§ **Information shown**

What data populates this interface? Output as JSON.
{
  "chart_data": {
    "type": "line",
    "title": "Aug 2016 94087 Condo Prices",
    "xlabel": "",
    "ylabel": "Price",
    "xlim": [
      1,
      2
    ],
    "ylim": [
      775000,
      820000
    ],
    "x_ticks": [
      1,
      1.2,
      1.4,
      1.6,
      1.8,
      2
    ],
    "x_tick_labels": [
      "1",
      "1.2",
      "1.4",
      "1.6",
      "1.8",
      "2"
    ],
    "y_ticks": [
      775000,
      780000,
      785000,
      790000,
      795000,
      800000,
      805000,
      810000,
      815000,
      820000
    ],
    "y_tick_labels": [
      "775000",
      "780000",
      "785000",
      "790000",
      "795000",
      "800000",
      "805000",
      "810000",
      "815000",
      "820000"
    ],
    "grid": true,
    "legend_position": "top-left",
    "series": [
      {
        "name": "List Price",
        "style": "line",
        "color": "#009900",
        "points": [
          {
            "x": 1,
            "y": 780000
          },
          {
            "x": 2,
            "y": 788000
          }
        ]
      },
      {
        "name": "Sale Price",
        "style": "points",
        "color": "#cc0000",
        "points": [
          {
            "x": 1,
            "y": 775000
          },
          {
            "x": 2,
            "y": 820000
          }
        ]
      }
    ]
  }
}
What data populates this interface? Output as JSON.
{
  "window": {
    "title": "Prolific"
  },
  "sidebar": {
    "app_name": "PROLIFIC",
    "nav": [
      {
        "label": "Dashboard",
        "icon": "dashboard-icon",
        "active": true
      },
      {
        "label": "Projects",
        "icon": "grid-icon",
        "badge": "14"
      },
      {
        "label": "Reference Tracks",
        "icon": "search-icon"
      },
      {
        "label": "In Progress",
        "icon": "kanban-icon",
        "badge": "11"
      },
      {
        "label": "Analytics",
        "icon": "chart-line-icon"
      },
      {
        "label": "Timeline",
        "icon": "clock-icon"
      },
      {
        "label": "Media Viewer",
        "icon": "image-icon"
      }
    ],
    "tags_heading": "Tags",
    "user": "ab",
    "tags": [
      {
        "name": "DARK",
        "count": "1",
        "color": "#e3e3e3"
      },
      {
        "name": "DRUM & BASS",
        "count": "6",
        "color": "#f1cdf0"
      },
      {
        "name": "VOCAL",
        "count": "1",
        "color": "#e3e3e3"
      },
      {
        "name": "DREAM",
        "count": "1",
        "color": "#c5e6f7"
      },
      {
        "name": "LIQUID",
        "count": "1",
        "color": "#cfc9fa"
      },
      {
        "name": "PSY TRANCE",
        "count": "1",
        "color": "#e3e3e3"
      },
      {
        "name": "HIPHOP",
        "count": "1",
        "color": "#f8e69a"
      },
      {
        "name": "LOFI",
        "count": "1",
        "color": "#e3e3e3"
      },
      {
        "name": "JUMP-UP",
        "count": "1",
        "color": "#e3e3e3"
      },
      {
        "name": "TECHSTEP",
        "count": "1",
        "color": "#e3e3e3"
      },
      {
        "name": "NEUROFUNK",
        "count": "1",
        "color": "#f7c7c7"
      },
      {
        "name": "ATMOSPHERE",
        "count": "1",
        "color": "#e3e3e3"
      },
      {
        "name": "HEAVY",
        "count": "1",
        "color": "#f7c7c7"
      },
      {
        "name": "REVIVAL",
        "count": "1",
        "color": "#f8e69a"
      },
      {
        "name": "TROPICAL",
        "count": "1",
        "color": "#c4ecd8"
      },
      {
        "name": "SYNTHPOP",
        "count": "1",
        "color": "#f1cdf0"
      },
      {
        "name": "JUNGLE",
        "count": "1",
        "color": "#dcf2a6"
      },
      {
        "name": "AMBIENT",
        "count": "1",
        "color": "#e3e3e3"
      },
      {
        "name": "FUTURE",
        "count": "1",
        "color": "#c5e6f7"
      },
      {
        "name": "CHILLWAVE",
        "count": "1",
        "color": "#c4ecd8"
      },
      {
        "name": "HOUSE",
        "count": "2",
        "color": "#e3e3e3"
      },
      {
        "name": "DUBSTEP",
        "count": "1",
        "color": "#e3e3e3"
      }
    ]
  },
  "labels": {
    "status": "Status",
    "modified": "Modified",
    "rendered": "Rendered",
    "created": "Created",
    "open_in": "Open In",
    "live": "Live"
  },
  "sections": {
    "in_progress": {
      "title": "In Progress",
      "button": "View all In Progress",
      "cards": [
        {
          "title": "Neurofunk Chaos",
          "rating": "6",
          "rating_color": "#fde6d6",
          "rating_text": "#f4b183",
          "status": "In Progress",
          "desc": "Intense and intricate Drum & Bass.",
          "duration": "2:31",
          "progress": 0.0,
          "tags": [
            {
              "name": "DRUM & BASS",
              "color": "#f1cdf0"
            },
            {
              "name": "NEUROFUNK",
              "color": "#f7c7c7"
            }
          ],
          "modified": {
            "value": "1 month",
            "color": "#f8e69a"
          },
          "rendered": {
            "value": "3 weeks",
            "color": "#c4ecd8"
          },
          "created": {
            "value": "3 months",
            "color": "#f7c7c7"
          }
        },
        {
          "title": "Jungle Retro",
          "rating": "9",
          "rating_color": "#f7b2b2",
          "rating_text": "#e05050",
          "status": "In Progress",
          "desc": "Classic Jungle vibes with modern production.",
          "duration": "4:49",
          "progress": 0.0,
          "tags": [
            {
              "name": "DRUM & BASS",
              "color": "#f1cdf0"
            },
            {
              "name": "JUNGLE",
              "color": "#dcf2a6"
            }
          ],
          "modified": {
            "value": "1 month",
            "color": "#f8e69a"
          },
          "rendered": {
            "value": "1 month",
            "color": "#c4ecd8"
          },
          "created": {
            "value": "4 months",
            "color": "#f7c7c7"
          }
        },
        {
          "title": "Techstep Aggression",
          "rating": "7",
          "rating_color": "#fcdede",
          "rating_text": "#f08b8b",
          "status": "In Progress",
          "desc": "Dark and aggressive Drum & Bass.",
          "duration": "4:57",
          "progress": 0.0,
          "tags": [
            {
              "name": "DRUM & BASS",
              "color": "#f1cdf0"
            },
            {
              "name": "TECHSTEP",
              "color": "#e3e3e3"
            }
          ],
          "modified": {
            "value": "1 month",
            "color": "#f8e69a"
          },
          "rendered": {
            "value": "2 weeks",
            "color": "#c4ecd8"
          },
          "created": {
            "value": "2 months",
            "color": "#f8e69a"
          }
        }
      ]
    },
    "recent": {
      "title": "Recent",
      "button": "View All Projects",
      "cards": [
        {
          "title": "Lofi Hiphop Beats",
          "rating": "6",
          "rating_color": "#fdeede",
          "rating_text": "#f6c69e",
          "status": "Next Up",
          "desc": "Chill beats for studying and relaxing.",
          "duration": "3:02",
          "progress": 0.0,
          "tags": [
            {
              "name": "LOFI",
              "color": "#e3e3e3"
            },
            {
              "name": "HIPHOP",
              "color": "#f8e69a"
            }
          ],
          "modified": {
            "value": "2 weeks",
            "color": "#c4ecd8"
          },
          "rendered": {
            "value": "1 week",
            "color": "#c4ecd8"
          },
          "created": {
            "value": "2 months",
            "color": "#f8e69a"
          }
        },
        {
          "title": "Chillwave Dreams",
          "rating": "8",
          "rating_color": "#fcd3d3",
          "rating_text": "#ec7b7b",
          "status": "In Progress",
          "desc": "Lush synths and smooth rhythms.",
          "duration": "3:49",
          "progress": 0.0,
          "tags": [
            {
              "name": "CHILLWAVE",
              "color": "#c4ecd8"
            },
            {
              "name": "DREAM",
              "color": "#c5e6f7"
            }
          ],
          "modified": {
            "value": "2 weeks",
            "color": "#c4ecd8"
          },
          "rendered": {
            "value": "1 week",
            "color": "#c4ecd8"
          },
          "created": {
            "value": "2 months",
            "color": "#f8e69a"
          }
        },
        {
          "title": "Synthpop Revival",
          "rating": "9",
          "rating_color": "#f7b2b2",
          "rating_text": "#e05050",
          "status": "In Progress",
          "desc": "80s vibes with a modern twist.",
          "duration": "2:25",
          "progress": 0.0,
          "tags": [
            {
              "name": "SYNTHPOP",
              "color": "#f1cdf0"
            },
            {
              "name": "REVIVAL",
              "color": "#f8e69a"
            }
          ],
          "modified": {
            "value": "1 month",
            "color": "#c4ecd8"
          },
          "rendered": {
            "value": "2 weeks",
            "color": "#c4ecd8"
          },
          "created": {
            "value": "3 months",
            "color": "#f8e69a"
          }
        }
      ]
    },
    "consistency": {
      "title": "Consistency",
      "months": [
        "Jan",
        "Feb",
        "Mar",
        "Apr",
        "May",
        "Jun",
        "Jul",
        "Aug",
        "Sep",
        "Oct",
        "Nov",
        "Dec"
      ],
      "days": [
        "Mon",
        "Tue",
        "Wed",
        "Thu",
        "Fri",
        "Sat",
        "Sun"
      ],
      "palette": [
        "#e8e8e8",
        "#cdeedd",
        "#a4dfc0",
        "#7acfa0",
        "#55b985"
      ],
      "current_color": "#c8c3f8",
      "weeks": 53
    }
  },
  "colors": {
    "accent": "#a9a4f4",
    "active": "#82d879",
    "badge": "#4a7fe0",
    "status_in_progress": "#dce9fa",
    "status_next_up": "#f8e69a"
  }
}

§ **Problem requirements**
Within the listing, how many lines hold the word "Projects"? Only the number is to be given.

§ **Result for this task**
2